- _Task statement_
Give back the full material, exactly as it reads.

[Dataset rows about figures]
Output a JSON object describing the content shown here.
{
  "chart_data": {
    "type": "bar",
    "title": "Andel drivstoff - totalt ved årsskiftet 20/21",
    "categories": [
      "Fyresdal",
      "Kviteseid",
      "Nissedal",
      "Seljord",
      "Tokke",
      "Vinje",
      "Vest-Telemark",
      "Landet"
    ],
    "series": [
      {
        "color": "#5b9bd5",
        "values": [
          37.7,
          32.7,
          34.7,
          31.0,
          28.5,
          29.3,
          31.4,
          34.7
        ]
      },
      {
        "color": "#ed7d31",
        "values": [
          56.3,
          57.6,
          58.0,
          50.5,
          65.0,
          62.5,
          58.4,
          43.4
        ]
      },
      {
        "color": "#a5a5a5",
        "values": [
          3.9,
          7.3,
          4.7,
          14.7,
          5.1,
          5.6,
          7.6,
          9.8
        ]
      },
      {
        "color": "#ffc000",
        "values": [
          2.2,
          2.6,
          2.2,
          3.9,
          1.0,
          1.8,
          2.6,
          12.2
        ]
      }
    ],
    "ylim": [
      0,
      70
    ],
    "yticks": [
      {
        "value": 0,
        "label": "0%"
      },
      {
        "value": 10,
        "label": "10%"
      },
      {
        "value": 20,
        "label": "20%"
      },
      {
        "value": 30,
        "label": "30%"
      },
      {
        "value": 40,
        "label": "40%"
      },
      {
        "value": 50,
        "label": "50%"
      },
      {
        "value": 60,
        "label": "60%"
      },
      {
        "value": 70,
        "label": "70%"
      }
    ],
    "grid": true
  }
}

- _Complete answer_
Output a JSON object describing the content shown here.
{
  "chart_data": {
    "type": "bar",
    "title": "Andel drivstoff - totalt ved årsskiftet 20/21",
    "categories": [
      "Fyresdal",
      "Kviteseid",
      "Nissedal",
      "Seljord",
      "Tokke",
      "Vinje",
      "Vest-Telemark",
      "Landet"
    ],
    "series": [
      {
        "color": "#5b9bd5",
        "values": [
          37.7,
          32.7,
          34.7,
          31.0,
          28.5,
          29.3,
          31.4,
          34.7
        ]
      },
      {
        "color": "#ed7d31",
        "values": [
          56.3,
          57.6,
          58.0,
          50.5,
          65.0,
          62.5,
          58.4,
          43.4
        ]
      },
      {
        "color": "#a5a5a5",
        "values": [
          3.9,
          7.3,
          4.7,
          14.7,
          5.1,
          5.6,
          7.6,
          9.8
        ]
      },
      {
        "color": "#ffc000",
        "values": [
          2.2,
          2.6,
          2.2,
          3.9,
          1.0,
          1.8,
          2.6,
          12.2
        ]
      }
    ],
    "ylim": [
      0,
      70
    ],
    "yticks": [
      {
        "value": 0,
        "label": "0%"
      },
      {
        "value": 10,
        "label": "10%"
      },
      {
        "value": 20,
        "label": "20%"
      },
      {
        "value": 30,
        "label": "30%"
      },
      {
        "value": 40,
        "label": "40%"
      },
      {
        "value": 50,
        "label": "50%"
      },
      {
        "value": 60,
        "label": "60%"
      },
      {
        "value": 70,
        "label": "70%"
      }
    ],
    "grid": true
  }
}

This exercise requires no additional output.